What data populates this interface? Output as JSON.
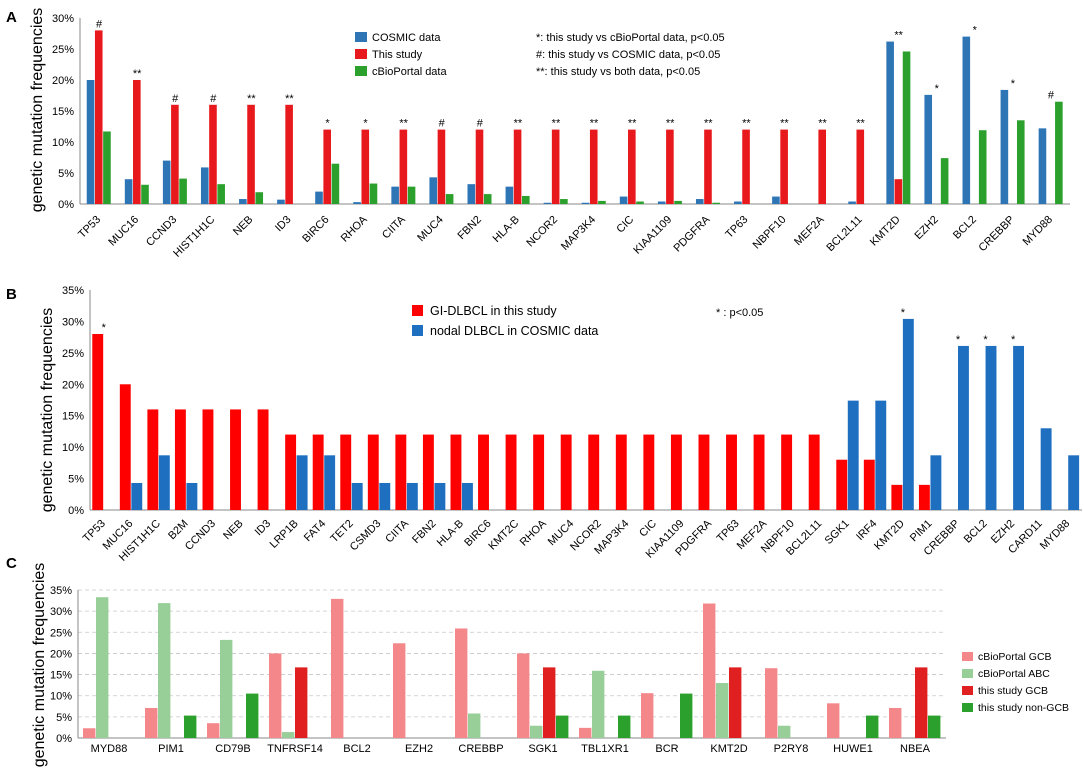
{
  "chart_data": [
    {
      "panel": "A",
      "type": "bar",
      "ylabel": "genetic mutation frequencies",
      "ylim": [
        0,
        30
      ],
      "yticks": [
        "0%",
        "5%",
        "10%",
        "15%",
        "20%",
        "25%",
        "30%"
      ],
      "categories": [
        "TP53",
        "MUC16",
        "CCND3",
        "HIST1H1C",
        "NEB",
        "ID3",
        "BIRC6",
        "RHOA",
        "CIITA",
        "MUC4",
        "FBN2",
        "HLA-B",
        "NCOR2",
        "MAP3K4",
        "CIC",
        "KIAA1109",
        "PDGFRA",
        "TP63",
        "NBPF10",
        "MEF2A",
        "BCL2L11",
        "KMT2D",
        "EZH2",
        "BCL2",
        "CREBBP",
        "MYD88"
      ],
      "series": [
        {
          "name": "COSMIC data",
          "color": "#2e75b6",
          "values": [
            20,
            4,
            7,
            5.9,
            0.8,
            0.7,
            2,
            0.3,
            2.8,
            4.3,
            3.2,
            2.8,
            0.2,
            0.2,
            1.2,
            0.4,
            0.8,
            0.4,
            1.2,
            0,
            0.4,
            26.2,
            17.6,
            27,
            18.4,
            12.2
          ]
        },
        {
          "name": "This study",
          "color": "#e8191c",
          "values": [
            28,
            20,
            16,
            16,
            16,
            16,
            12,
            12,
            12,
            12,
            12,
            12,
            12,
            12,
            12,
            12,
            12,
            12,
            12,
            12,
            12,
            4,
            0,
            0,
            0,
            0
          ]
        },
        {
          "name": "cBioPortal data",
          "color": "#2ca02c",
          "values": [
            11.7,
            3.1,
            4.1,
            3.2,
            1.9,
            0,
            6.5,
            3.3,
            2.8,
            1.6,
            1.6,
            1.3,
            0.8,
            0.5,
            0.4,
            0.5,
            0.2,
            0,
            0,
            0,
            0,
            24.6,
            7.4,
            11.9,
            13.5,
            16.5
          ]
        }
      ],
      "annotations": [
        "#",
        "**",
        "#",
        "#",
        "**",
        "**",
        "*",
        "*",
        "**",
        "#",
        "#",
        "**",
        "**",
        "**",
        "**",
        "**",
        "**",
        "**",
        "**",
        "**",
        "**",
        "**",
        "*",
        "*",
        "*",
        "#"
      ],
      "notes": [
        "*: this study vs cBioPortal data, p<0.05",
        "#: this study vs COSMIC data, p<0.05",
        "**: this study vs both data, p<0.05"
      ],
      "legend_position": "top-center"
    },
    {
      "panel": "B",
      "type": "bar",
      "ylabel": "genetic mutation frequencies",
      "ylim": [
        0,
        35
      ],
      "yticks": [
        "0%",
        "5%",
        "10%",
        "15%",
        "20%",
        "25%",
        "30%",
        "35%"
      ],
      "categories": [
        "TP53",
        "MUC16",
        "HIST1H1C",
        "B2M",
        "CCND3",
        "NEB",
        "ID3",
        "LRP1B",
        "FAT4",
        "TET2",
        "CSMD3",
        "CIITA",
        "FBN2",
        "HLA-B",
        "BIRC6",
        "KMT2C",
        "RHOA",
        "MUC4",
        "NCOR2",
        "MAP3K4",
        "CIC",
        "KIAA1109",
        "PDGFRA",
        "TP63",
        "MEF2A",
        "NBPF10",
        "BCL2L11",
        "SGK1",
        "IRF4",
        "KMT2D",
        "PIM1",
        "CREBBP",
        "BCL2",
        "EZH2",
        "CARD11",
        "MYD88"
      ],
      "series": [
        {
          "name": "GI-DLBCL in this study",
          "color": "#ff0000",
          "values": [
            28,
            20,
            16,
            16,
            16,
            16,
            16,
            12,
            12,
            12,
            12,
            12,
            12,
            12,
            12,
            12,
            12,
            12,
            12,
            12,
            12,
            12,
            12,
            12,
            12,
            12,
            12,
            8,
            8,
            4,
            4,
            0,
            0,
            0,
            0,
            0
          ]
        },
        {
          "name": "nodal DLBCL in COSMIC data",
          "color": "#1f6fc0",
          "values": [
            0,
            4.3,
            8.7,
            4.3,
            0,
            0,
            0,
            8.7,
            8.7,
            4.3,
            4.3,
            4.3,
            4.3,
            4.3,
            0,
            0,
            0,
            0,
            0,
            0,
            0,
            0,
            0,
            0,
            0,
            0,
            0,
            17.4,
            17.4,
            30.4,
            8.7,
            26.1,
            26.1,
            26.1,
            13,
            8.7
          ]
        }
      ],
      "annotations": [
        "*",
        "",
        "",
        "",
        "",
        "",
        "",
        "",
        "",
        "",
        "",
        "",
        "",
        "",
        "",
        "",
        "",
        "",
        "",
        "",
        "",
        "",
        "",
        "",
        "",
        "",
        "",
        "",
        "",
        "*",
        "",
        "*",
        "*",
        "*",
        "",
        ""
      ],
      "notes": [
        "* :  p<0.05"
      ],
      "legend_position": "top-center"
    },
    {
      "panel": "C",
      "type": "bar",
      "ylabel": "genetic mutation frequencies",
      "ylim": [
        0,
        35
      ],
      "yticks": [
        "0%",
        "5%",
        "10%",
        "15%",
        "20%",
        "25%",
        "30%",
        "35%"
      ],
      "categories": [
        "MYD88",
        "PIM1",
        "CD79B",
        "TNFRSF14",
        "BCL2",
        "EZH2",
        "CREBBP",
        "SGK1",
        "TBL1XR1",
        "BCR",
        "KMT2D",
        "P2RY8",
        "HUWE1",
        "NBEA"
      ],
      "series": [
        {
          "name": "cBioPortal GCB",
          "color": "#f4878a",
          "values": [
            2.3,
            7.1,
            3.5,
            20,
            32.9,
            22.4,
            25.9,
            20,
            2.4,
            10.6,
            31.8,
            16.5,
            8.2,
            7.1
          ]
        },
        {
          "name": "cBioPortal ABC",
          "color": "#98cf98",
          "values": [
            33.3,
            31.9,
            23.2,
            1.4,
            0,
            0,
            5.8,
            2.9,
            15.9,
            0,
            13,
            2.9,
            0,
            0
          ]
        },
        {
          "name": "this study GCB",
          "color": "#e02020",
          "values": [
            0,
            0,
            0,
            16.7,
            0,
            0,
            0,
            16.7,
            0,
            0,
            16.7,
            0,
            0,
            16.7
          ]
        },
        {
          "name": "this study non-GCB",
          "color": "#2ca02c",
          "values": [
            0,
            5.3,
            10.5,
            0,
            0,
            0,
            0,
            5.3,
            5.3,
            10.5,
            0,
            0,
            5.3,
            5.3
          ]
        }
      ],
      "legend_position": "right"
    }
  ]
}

THE REQUEST: Each entry gets copied exactly; the pictures stay out.

WRITTEN REPLY:
What data populates this interface? Output as JSON.
{
  "chart_data": [
    {
      "panel": "A",
      "type": "bar",
      "ylabel": "genetic mutation frequencies",
      "ylim": [
        0,
        30
      ],
      "yticks": [
        "0%",
        "5%",
        "10%",
        "15%",
        "20%",
        "25%",
        "30%"
      ],
      "categories": [
        "TP53",
        "MUC16",
        "CCND3",
        "HIST1H1C",
        "NEB",
        "ID3",
        "BIRC6",
        "RHOA",
        "CIITA",
        "MUC4",
        "FBN2",
        "HLA-B",
        "NCOR2",
        "MAP3K4",
        "CIC",
        "KIAA1109",
        "PDGFRA",
        "TP63",
        "NBPF10",
        "MEF2A",
        "BCL2L11",
        "KMT2D",
        "EZH2",
        "BCL2",
        "CREBBP",
        "MYD88"
      ],
      "series": [
        {
          "name": "COSMIC data",
          "color": "#2e75b6",
          "values": [
            20,
            4,
            7,
            5.9,
            0.8,
            0.7,
            2,
            0.3,
            2.8,
            4.3,
            3.2,
            2.8,
            0.2,
            0.2,
            1.2,
            0.4,
            0.8,
            0.4,
            1.2,
            0,
            0.4,
            26.2,
            17.6,
            27,
            18.4,
            12.2
          ]
        },
        {
          "name": "This study",
          "color": "#e8191c",
          "values": [
            28,
            20,
            16,
            16,
            16,
            16,
            12,
            12,
            12,
            12,
            12,
            12,
            12,
            12,
            12,
            12,
            12,
            12,
            12,
            12,
            12,
            4,
            0,
            0,
            0,
            0
          ]
        },
        {
          "name": "cBioPortal data",
          "color": "#2ca02c",
          "values": [
            11.7,
            3.1,
            4.1,
            3.2,
            1.9,
            0,
            6.5,
            3.3,
            2.8,
            1.6,
            1.6,
            1.3,
            0.8,
            0.5,
            0.4,
            0.5,
            0.2,
            0,
            0,
            0,
            0,
            24.6,
            7.4,
            11.9,
            13.5,
            16.5
          ]
        }
      ],
      "annotations": [
        "#",
        "**",
        "#",
        "#",
        "**",
        "**",
        "*",
        "*",
        "**",
        "#",
        "#",
        "**",
        "**",
        "**",
        "**",
        "**",
        "**",
        "**",
        "**",
        "**",
        "**",
        "**",
        "*",
        "*",
        "*",
        "#"
      ],
      "notes": [
        "*: this study vs cBioPortal data, p<0.05",
        "#: this study vs COSMIC data, p<0.05",
        "**: this study vs both data, p<0.05"
      ],
      "legend_position": "top-center"
    },
    {
      "panel": "B",
      "type": "bar",
      "ylabel": "genetic mutation frequencies",
      "ylim": [
        0,
        35
      ],
      "yticks": [
        "0%",
        "5%",
        "10%",
        "15%",
        "20%",
        "25%",
        "30%",
        "35%"
      ],
      "categories": [
        "TP53",
        "MUC16",
        "HIST1H1C",
        "B2M",
        "CCND3",
        "NEB",
        "ID3",
        "LRP1B",
        "FAT4",
        "TET2",
        "CSMD3",
        "CIITA",
        "FBN2",
        "HLA-B",
        "BIRC6",
        "KMT2C",
        "RHOA",
        "MUC4",
        "NCOR2",
        "MAP3K4",
        "CIC",
        "KIAA1109",
        "PDGFRA",
        "TP63",
        "MEF2A",
        "NBPF10",
        "BCL2L11",
        "SGK1",
        "IRF4",
        "KMT2D",
        "PIM1",
        "CREBBP",
        "BCL2",
        "EZH2",
        "CARD11",
        "MYD88"
      ],
      "series": [
        {
          "name": "GI-DLBCL in this study",
          "color": "#ff0000",
          "values": [
            28,
            20,
            16,
            16,
            16,
            16,
            16,
            12,
            12,
            12,
            12,
            12,
            12,
            12,
            12,
            12,
            12,
            12,
            12,
            12,
            12,
            12,
            12,
            12,
            12,
            12,
            12,
            8,
            8,
            4,
            4,
            0,
            0,
            0,
            0,
            0
          ]
        },
        {
          "name": "nodal DLBCL in COSMIC data",
          "color": "#1f6fc0",
          "values": [
            0,
            4.3,
            8.7,
            4.3,
            0,
            0,
            0,
            8.7,
            8.7,
            4.3,
            4.3,
            4.3,
            4.3,
            4.3,
            0,
            0,
            0,
            0,
            0,
            0,
            0,
            0,
            0,
            0,
            0,
            0,
            0,
            17.4,
            17.4,
            30.4,
            8.7,
            26.1,
            26.1,
            26.1,
            13,
            8.7
          ]
        }
      ],
      "annotations": [
        "*",
        "",
        "",
        "",
        "",
        "",
        "",
        "",
        "",
        "",
        "",
        "",
        "",
        "",
        "",
        "",
        "",
        "",
        "",
        "",
        "",
        "",
        "",
        "",
        "",
        "",
        "",
        "",
        "",
        "*",
        "",
        "*",
        "*",
        "*",
        "",
        ""
      ],
      "notes": [
        "* :  p<0.05"
      ],
      "legend_position": "top-center"
    },
    {
      "panel": "C",
      "type": "bar",
      "ylabel": "genetic mutation frequencies",
      "ylim": [
        0,
        35
      ],
      "yticks": [
        "0%",
        "5%",
        "10%",
        "15%",
        "20%",
        "25%",
        "30%",
        "35%"
      ],
      "categories": [
        "MYD88",
        "PIM1",
        "CD79B",
        "TNFRSF14",
        "BCL2",
        "EZH2",
        "CREBBP",
        "SGK1",
        "TBL1XR1",
        "BCR",
        "KMT2D",
        "P2RY8",
        "HUWE1",
        "NBEA"
      ],
      "series": [
        {
          "name": "cBioPortal GCB",
          "color": "#f4878a",
          "values": [
            2.3,
            7.1,
            3.5,
            20,
            32.9,
            22.4,
            25.9,
            20,
            2.4,
            10.6,
            31.8,
            16.5,
            8.2,
            7.1
          ]
        },
        {
          "name": "cBioPortal ABC",
          "color": "#98cf98",
          "values": [
            33.3,
            31.9,
            23.2,
            1.4,
            0,
            0,
            5.8,
            2.9,
            15.9,
            0,
            13,
            2.9,
            0,
            0
          ]
        },
        {
          "name": "this study GCB",
          "color": "#e02020",
          "values": [
            0,
            0,
            0,
            16.7,
            0,
            0,
            0,
            16.7,
            0,
            0,
            16.7,
            0,
            0,
            16.7
          ]
        },
        {
          "name": "this study non-GCB",
          "color": "#2ca02c",
          "values": [
            0,
            5.3,
            10.5,
            0,
            0,
            0,
            0,
            5.3,
            5.3,
            10.5,
            0,
            0,
            5.3,
            5.3
          ]
        }
      ],
      "legend_position": "right"
    }
  ]
}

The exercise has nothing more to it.